* _Short task_
Using the listing below, copy every line that mentions "shuningdek".

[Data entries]
════

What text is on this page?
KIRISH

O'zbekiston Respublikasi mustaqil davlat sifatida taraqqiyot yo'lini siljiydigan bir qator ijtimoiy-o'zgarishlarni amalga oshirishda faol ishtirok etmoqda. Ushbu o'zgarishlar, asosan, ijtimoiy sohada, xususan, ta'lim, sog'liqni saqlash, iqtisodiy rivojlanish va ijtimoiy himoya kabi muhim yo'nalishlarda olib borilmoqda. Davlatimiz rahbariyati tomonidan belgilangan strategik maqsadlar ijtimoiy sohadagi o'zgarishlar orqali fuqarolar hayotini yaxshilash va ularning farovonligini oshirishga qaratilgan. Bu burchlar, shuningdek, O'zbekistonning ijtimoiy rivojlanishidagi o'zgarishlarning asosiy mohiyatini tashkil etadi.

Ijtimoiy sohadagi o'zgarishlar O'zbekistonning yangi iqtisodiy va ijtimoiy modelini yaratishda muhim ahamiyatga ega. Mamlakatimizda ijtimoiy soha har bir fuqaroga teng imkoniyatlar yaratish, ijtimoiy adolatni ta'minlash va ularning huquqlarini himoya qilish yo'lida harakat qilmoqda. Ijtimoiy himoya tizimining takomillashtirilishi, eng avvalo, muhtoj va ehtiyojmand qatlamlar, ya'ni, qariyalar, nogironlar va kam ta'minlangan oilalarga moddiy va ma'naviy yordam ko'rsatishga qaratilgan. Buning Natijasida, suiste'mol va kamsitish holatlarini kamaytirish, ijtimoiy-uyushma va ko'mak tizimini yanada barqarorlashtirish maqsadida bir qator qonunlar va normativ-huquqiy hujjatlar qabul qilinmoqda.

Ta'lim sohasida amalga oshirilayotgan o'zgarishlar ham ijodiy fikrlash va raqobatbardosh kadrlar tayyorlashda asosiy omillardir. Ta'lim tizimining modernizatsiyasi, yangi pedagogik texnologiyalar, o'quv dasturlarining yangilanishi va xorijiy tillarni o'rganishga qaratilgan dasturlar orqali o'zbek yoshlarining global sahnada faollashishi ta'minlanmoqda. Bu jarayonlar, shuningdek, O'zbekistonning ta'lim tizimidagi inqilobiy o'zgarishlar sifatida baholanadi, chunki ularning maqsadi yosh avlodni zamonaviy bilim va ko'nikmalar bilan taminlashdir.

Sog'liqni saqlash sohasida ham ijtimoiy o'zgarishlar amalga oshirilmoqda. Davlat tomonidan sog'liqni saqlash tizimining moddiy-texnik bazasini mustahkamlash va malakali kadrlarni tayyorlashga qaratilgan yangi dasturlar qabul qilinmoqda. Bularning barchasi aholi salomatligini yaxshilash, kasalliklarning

════

* _Exercise output_
O'zbekiston Respublikasi mustaqil davlat sifatida taraqqiyot yo'lini siljiydigan bir qator ijtimoiy-o'zgarishlarni amalga oshirishda faol ishtirok etmoqda. Ushbu o'zgarishlar, asosan, ijtimoiy sohada, xususan, ta'lim, sog'liqni saqlash, iqtisodiy rivojlanish va ijtimoiy himoya kabi muhim yo'nalishlarda olib borilmoqda. Davlatimiz rahbariyati tomonidan belgilangan strategik maqsadlar ijtimoiy sohadagi o'zgarishlar orqali fuqarolar hayotini yaxshilash va ularning farovonligini oshirishga qaratilgan. Bu burchlar, shuningdek, O'zbekistonning ijtimoiy rivojlanishidagi o'zgarishlarning asosiy mohiyatini tashkil etadi.
Ta'lim sohasida amalga oshirilayotgan o'zgarishlar ham ijodiy fikrlash va raqobatbardosh kadrlar tayyorlashda asosiy omillardir. Ta'lim tizimining modernizatsiyasi, yangi pedagogik texnologiyalar, o'quv dasturlarining yangilanishi va xorijiy tillarni o'rganishga qaratilgan dasturlar orqali o'zbek yoshlarining global sahnada faollashishi ta'minlanmoqda. Bu jarayonlar, shuningdek, O'zbekistonning ta'lim tizimidagi inqilobiy o'zgarishlar sifatida baholanadi, chunki ularning maqsadi yosh avlodni zamonaviy bilim va ko'nikmalar bilan taminlashdir.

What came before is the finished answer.